Prompt:
Read the entries below and pull out each line with the string "Québec".

Records excerpted from a collection:

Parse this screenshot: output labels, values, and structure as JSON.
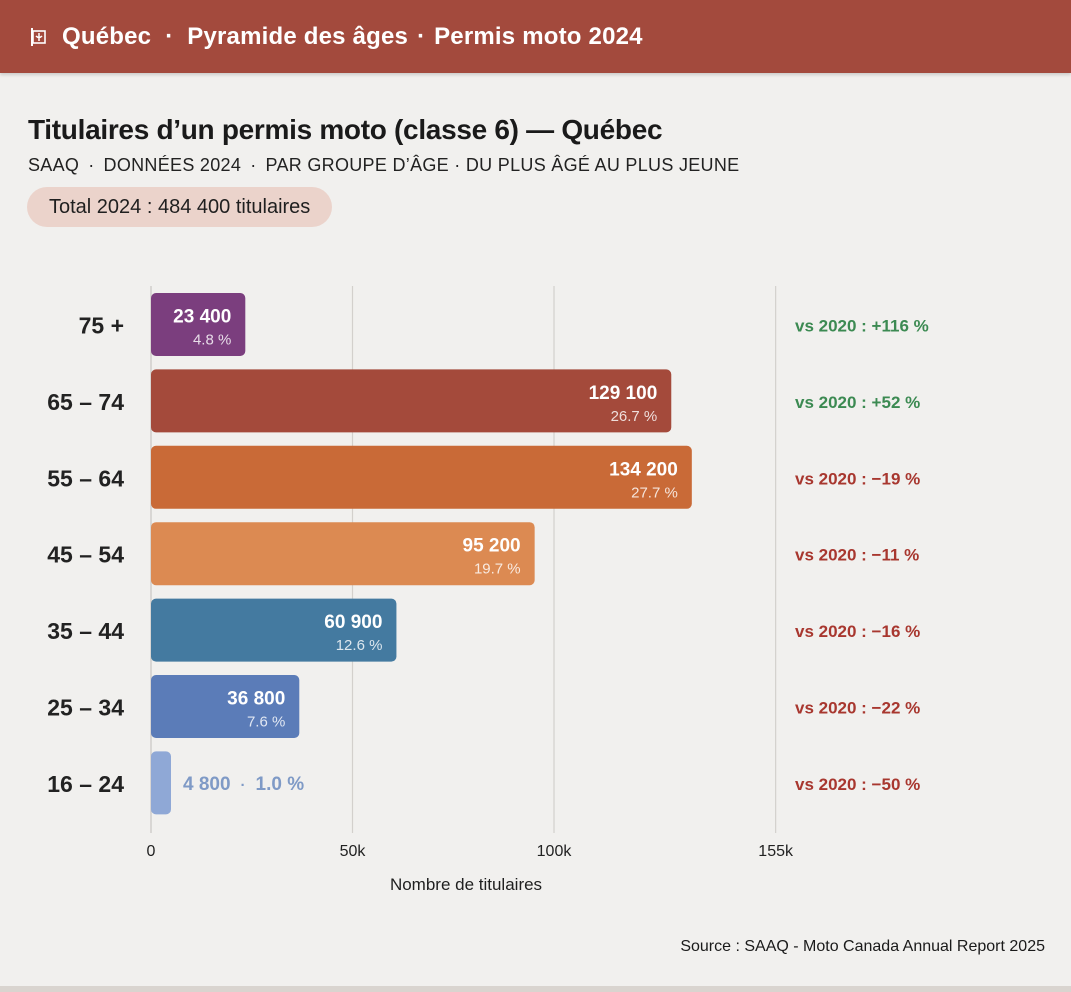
{
  "header": {
    "region": "Québec",
    "crumb_1": "Pyramide des âges",
    "crumb_2": "Permis moto 2024",
    "separator": "·"
  },
  "title": "Titulaires d’un permis moto (classe 6) — Québec",
  "subtitle": {
    "source": "SAAQ",
    "year": "DONNÉES 2024",
    "detail": "PAR GROUPE D’ÂGE · DU PLUS ÂGÉ AU PLUS JEUNE",
    "separator": "·"
  },
  "total_badge": "Total 2024 : 484 400 titulaires",
  "source_note": "Source : SAAQ - Moto Canada Annual Report 2025",
  "colors": {
    "header": "#a34a3d",
    "positive": "#3c8a52",
    "negative": "#a8372f"
  },
  "chart_data": {
    "type": "bar",
    "orientation": "horizontal",
    "categories": [
      "75 +",
      "65 – 74",
      "55 – 64",
      "45 – 54",
      "35 – 44",
      "25 – 34",
      "16 – 24"
    ],
    "values": [
      23400,
      129100,
      134200,
      95200,
      60900,
      36800,
      4800
    ],
    "value_labels": [
      "23 400",
      "129 100",
      "134 200",
      "95 200",
      "60 900",
      "36 800",
      "4 800"
    ],
    "percent_labels": [
      "4.8 %",
      "26.7 %",
      "27.7 %",
      "19.7 %",
      "12.6 %",
      "7.6 %",
      "1.0 %"
    ],
    "change_labels": [
      "vs 2020 : +116 %",
      "vs 2020 : +52 %",
      "vs 2020 : −19 %",
      "vs 2020 : −11 %",
      "vs 2020 : −16 %",
      "vs 2020 : −22 %",
      "vs 2020 : −50 %"
    ],
    "change_sign": [
      "positive",
      "positive",
      "negative",
      "negative",
      "negative",
      "negative",
      "negative"
    ],
    "bar_colors": [
      "#7b3e7e",
      "#a44a3b",
      "#c96a37",
      "#dc8a52",
      "#447aa0",
      "#5b7cb8",
      "#8fa8d6"
    ],
    "inline_separator": "·",
    "xticks": [
      0,
      50000,
      100000,
      155000
    ],
    "xtick_labels": [
      "0",
      "50k",
      "100k",
      "155k"
    ],
    "xlim": [
      0,
      155000
    ],
    "xlabel": "Nombre de titulaires",
    "grid": true
  }
}
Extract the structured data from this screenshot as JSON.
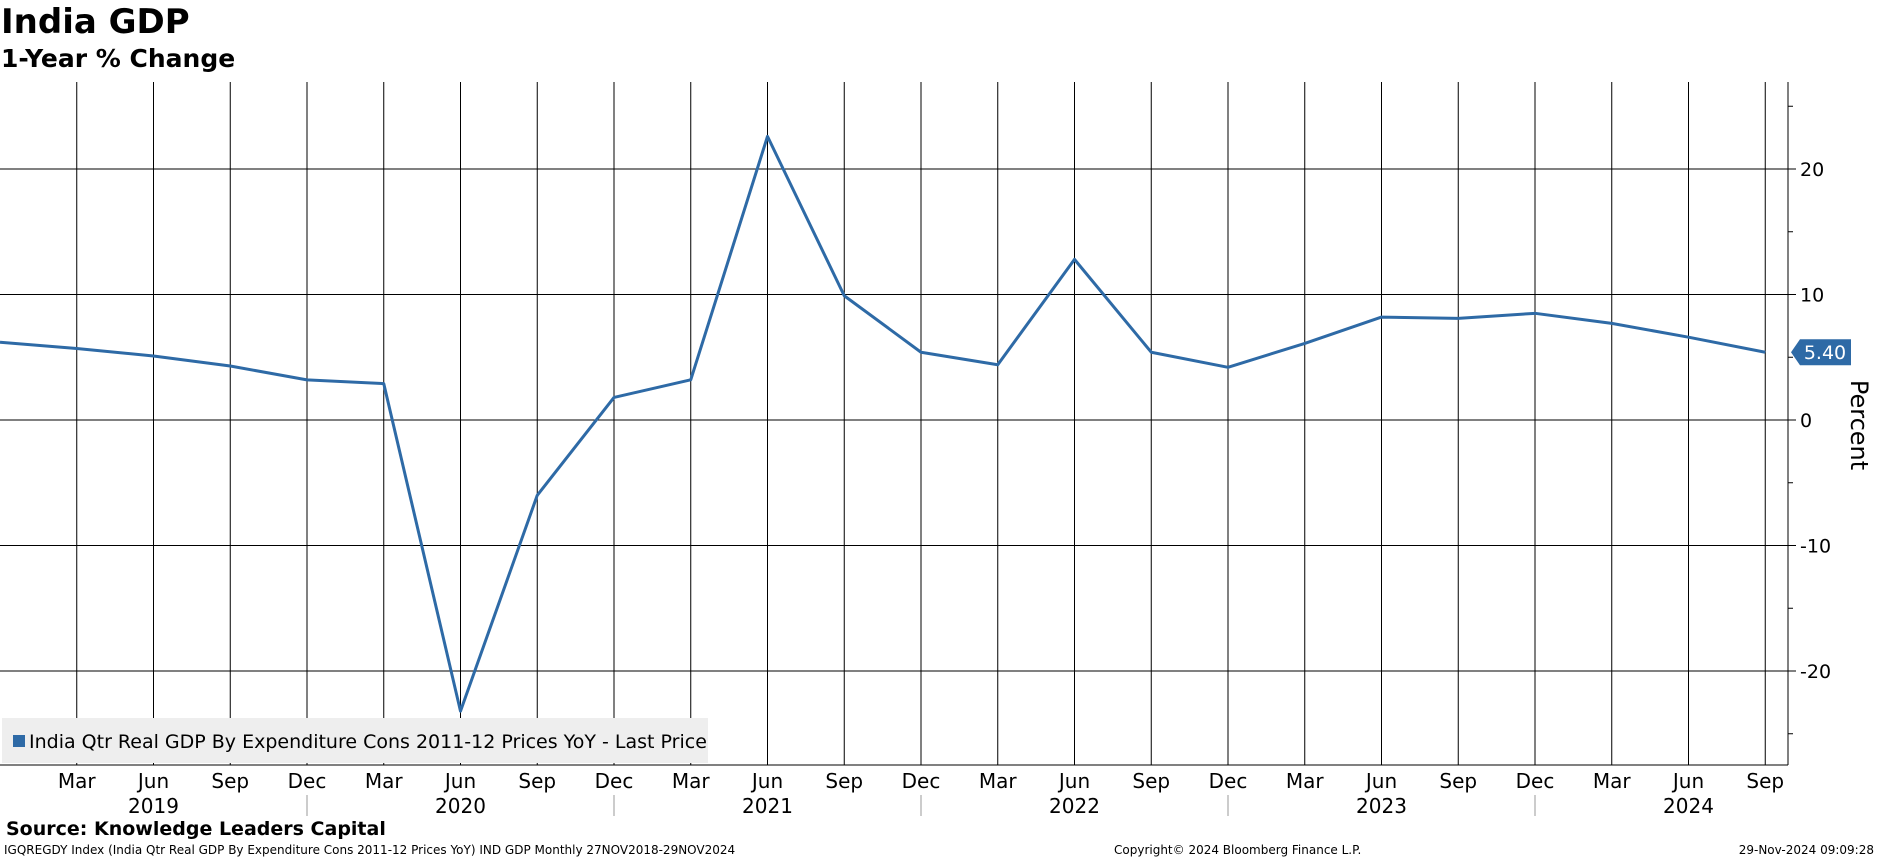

Right answer:
    "region": "Québec",
  "title": "Titulaires d’un permis moto (classe 6) — Québec",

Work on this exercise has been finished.